— Start of Supplied records —
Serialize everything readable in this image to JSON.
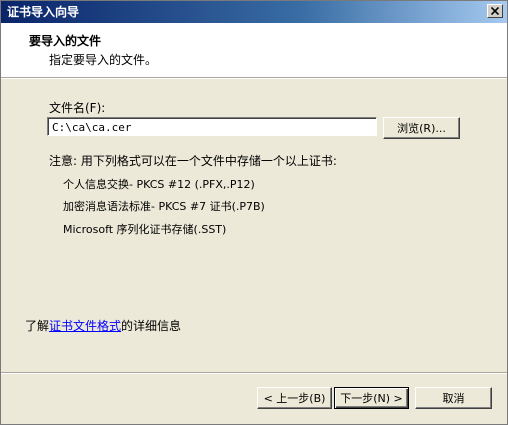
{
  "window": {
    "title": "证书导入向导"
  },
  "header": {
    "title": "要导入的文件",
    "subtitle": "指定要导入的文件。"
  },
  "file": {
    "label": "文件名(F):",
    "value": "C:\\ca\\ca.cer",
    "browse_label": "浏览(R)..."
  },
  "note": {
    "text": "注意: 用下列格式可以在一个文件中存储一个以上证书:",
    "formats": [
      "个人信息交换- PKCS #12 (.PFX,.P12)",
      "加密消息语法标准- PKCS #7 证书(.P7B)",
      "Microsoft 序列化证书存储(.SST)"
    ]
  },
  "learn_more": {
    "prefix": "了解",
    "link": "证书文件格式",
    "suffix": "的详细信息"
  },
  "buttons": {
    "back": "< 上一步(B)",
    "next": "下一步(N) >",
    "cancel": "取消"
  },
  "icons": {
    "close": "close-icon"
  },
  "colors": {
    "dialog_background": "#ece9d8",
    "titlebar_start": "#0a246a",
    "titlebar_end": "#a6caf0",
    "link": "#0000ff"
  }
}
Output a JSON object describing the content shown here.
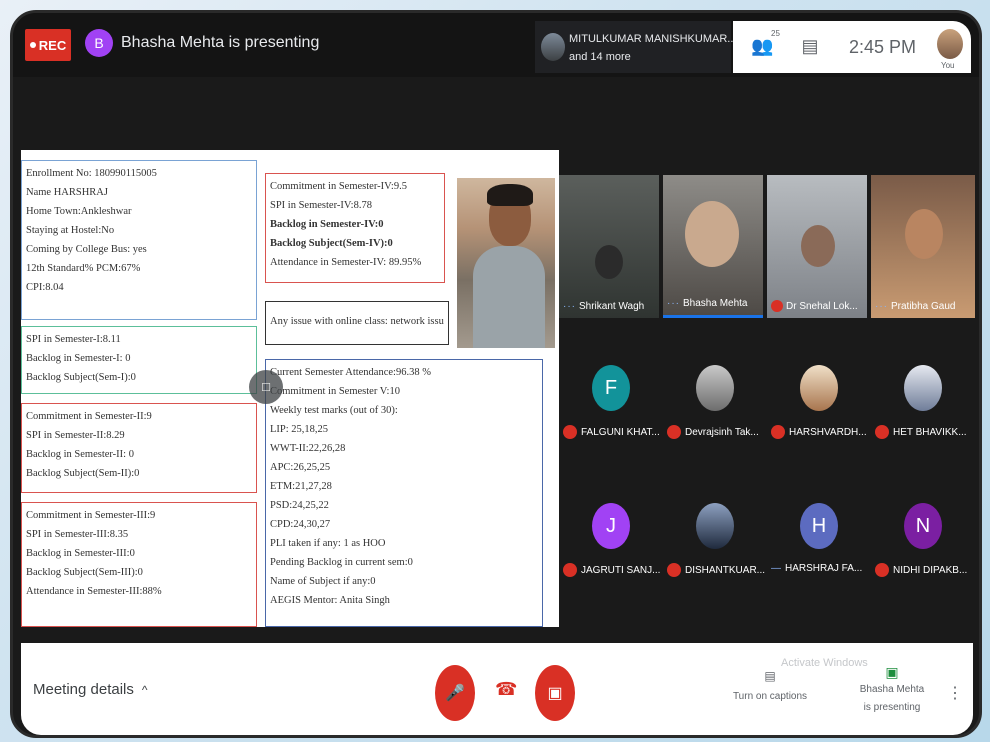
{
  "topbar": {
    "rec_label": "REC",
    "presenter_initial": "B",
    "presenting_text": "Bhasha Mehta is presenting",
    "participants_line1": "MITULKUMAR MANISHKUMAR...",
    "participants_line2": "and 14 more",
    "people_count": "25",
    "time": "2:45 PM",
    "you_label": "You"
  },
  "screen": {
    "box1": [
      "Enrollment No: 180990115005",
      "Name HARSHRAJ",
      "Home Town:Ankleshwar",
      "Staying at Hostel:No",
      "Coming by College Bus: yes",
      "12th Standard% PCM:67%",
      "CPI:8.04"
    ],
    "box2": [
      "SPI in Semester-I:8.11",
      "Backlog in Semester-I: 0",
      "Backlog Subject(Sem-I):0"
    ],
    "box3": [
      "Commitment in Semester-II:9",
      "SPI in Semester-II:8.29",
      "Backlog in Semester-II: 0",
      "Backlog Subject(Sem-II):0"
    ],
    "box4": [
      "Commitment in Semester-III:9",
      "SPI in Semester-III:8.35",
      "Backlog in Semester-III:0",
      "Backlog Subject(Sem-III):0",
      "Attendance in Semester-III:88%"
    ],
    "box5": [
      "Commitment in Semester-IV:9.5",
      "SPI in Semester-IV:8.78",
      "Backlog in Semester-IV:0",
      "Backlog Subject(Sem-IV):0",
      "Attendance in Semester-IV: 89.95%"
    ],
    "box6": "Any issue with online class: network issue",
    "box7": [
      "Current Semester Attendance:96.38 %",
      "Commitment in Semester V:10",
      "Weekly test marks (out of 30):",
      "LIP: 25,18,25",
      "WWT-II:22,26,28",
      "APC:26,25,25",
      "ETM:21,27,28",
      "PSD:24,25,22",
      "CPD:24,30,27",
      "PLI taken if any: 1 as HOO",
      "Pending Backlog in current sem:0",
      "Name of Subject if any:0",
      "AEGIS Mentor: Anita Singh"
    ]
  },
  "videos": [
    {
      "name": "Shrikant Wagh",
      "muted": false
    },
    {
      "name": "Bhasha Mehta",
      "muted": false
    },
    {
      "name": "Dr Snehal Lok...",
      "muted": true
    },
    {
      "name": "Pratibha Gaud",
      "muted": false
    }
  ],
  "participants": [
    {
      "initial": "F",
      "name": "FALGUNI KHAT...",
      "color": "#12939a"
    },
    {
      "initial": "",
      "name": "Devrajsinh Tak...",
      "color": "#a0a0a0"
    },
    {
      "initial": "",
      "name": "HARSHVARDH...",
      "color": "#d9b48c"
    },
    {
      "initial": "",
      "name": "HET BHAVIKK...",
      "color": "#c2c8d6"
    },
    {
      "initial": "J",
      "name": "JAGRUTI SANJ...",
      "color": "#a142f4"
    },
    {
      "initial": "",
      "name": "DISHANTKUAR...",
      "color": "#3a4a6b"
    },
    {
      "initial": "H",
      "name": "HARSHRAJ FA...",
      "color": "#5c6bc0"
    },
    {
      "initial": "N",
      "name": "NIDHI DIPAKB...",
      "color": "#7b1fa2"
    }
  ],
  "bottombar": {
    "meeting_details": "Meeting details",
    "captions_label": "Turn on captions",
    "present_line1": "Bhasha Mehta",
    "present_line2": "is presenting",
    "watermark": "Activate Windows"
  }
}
— End of Supplied records —
— Start of Supplied records —
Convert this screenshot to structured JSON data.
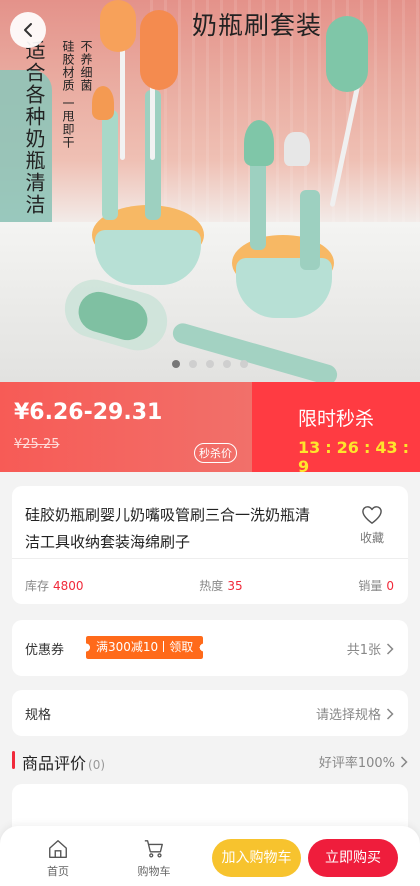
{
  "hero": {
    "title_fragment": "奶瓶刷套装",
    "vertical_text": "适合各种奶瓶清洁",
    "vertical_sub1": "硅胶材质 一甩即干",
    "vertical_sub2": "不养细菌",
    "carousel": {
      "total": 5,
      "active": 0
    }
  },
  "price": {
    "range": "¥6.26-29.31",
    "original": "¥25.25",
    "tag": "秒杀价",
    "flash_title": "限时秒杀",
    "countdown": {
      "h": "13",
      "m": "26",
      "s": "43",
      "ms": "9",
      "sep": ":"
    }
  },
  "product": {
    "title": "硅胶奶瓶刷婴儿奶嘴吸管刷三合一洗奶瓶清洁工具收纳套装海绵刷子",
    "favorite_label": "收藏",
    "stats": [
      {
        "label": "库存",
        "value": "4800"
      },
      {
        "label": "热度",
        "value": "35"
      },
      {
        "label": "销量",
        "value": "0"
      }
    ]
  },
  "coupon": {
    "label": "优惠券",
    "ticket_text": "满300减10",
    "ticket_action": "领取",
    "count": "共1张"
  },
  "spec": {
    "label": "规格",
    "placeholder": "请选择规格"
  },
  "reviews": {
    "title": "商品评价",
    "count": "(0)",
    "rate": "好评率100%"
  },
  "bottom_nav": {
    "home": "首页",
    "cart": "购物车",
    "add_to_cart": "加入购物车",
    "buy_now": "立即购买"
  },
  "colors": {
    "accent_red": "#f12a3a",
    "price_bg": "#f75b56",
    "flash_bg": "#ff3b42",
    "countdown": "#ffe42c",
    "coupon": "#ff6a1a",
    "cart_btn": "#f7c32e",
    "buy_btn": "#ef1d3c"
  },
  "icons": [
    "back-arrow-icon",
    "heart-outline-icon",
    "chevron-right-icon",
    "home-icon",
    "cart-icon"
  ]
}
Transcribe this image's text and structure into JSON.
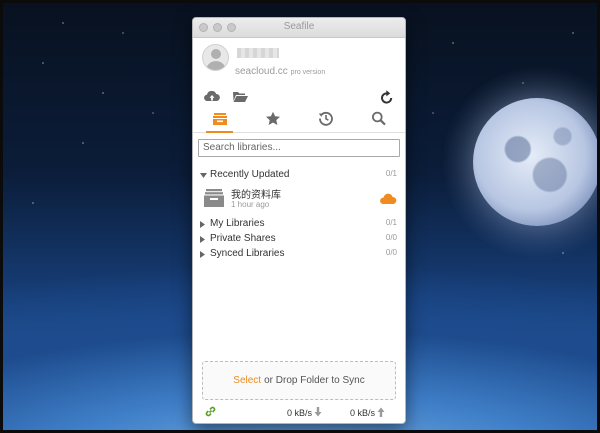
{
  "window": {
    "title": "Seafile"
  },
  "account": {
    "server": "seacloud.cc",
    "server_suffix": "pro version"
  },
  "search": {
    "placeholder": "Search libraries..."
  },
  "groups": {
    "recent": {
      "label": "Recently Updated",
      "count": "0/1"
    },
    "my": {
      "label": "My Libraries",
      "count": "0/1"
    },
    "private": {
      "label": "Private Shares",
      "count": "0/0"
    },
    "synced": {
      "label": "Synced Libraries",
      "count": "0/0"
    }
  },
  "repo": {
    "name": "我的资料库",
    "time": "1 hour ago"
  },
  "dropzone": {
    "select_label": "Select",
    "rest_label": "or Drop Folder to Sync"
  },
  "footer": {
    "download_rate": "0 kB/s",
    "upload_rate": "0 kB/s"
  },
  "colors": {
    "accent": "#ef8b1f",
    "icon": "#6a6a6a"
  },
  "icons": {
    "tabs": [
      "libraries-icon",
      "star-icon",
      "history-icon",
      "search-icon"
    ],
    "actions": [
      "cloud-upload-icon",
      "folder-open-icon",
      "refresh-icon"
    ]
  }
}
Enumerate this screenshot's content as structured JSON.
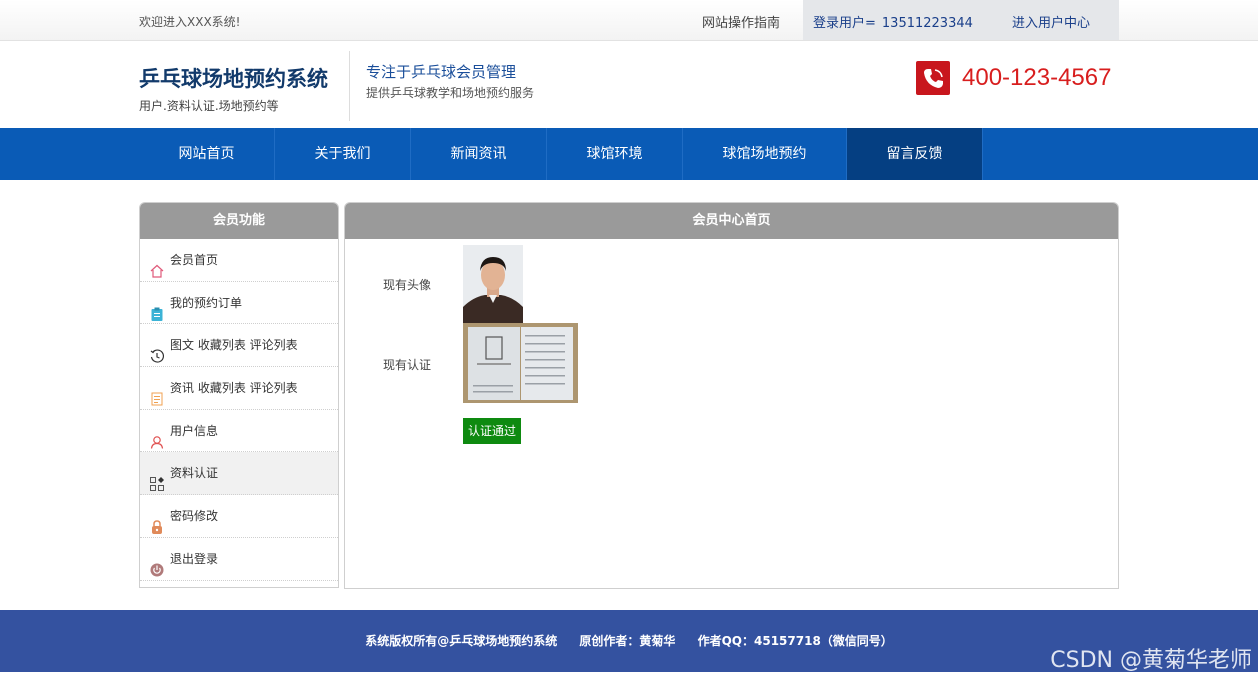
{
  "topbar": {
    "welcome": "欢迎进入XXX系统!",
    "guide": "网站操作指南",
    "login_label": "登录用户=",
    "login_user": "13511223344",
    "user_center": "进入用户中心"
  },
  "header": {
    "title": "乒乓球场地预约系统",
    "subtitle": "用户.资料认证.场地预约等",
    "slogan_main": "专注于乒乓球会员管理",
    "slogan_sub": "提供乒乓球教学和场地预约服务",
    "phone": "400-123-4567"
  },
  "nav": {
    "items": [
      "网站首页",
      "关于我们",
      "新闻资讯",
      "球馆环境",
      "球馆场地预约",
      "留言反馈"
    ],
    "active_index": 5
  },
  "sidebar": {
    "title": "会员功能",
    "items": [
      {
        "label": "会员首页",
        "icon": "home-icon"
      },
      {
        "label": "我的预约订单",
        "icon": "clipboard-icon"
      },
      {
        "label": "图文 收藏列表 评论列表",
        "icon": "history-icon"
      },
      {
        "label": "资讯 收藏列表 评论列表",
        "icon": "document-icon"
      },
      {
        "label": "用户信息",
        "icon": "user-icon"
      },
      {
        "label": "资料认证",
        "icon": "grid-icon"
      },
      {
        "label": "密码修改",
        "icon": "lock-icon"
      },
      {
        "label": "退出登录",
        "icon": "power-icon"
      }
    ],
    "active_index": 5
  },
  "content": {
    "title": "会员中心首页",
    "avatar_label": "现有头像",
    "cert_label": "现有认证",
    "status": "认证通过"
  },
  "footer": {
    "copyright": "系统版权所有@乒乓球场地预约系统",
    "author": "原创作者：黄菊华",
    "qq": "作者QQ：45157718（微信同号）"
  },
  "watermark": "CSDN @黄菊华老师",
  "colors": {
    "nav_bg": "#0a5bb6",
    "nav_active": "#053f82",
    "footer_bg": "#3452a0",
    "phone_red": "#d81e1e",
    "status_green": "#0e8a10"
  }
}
— End of Supplied records —
— Start of Supplied records —
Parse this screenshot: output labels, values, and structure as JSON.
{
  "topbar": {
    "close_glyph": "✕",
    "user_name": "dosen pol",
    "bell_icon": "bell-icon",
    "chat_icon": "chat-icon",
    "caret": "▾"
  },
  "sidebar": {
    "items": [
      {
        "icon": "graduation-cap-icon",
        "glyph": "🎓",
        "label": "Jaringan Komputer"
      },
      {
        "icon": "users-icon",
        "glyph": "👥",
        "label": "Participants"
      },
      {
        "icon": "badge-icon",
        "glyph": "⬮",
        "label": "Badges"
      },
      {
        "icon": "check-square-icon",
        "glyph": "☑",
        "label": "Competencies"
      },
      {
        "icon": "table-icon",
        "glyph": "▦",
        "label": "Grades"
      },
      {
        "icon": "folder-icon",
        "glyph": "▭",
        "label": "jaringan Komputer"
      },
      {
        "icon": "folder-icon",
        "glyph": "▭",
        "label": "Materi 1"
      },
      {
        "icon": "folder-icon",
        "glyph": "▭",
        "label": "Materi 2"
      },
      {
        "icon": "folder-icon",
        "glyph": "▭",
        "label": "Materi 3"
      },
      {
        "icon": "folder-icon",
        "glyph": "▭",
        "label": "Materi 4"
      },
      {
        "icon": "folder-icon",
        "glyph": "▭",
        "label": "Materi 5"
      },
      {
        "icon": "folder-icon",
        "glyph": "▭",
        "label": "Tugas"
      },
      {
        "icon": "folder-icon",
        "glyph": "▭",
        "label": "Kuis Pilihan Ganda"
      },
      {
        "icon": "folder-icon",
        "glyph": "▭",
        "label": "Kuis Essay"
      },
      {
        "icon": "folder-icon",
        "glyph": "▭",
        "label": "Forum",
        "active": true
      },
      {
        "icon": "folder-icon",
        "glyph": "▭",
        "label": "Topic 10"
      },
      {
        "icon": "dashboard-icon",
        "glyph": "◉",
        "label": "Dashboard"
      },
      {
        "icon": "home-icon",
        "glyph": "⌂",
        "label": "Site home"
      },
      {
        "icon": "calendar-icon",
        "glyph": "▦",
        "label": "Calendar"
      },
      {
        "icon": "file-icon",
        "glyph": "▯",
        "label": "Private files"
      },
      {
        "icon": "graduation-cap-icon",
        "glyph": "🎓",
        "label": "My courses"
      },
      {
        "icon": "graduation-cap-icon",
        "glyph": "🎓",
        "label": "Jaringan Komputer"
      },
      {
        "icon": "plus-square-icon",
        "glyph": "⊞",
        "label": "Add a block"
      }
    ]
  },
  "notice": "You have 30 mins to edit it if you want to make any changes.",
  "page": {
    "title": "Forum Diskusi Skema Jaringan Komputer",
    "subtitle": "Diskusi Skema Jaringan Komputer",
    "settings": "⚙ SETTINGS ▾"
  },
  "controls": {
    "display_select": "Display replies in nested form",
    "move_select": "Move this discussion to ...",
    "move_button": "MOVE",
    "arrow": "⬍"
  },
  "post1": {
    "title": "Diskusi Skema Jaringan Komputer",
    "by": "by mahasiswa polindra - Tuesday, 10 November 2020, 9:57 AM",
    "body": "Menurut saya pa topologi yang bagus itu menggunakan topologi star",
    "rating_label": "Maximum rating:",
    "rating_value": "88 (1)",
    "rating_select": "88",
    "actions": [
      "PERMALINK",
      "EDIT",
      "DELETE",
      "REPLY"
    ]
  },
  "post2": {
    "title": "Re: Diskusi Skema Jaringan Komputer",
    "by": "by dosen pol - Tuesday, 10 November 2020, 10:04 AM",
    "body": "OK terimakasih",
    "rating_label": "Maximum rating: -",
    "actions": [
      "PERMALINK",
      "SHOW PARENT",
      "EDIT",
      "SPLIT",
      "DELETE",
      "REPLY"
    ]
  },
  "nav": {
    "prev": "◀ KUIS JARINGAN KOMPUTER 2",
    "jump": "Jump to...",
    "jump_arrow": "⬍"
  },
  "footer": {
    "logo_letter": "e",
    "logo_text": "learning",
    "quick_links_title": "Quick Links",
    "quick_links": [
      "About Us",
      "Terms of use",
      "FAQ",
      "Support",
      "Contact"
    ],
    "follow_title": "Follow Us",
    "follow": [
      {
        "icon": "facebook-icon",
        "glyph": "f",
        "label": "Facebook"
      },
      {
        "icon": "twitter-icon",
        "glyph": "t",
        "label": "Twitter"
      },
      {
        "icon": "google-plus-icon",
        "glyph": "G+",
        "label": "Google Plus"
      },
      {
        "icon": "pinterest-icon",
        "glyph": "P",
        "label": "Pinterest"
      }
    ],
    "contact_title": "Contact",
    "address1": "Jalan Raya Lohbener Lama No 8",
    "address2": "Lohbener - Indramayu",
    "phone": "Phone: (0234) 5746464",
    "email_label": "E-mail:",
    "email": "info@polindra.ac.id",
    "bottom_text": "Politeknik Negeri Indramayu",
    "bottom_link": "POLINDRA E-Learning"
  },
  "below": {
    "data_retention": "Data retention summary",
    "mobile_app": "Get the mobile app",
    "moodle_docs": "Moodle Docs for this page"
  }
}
— End of Supplied records —
▶ Directions for this task
Check every line in the material above for the string "Skema", then give only the number of lines that have it.

▶ Problem solution
4